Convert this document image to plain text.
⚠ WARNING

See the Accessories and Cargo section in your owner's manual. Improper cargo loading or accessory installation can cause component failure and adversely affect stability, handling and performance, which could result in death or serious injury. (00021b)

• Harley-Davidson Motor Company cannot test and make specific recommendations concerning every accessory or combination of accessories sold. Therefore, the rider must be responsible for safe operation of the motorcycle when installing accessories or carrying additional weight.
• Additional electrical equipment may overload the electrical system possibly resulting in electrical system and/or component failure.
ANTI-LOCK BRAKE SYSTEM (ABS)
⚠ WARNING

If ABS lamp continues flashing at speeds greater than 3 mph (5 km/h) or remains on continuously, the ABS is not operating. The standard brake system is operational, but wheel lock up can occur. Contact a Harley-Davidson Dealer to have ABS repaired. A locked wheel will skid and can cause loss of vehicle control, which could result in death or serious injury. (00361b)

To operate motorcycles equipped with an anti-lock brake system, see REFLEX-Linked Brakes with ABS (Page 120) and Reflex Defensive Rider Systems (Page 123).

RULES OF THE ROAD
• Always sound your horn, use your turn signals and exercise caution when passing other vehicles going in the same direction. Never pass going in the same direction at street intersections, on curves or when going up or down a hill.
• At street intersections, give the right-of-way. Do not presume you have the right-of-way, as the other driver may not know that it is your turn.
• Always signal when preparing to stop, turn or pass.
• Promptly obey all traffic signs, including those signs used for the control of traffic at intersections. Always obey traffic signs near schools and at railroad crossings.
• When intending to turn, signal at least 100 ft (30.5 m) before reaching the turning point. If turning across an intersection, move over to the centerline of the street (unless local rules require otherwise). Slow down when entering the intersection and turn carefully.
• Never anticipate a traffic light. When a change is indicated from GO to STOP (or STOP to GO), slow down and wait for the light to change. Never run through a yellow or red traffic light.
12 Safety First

————

**Goal:** Print the records above exactly as they appear.

**Task output:**
Convert this document image to plain text.
⚠ WARNING

See the Accessories and Cargo section in your owner's manual. Improper cargo loading or accessory installation can cause component failure and adversely affect stability, handling and performance, which could result in death or serious injury. (00021b)

• Harley-Davidson Motor Company cannot test and make specific recommendations concerning every accessory or combination of accessories sold. Therefore, the rider must be responsible for safe operation of the motorcycle when installing accessories or carrying additional weight.
• Additional electrical equipment may overload the electrical system possibly resulting in electrical system and/or component failure.
ANTI-LOCK BRAKE SYSTEM (ABS)
⚠ WARNING

If ABS lamp continues flashing at speeds greater than 3 mph (5 km/h) or remains on continuously, the ABS is not operating. The standard brake system is operational, but wheel lock up can occur. Contact a Harley-Davidson Dealer to have ABS repaired. A locked wheel will skid and can cause loss of vehicle control, which could result in death or serious injury. (00361b)

To operate motorcycles equipped with an anti-lock brake system, see REFLEX-Linked Brakes with ABS (Page 120) and Reflex Defensive Rider Systems (Page 123).

RULES OF THE ROAD
• Always sound your horn, use your turn signals and exercise caution when passing other vehicles going in the same direction. Never pass going in the same direction at street intersections, on curves or when going up or down a hill.
• At street intersections, give the right-of-way. Do not presume you have the right-of-way, as the other driver may not know that it is your turn.
• Always signal when preparing to stop, turn or pass.
• Promptly obey all traffic signs, including those signs used for the control of traffic at intersections. Always obey traffic signs near schools and at railroad crossings.
• When intending to turn, signal at least 100 ft (30.5 m) before reaching the turning point. If turning across an intersection, move over to the centerline of the street (unless local rules require otherwise). Slow down when entering the intersection and turn carefully.
• Never anticipate a traffic light. When a change is indicated from GO to STOP (or STOP to GO), slow down and wait for the light to change. Never run through a yellow or red traffic light.
12 Safety First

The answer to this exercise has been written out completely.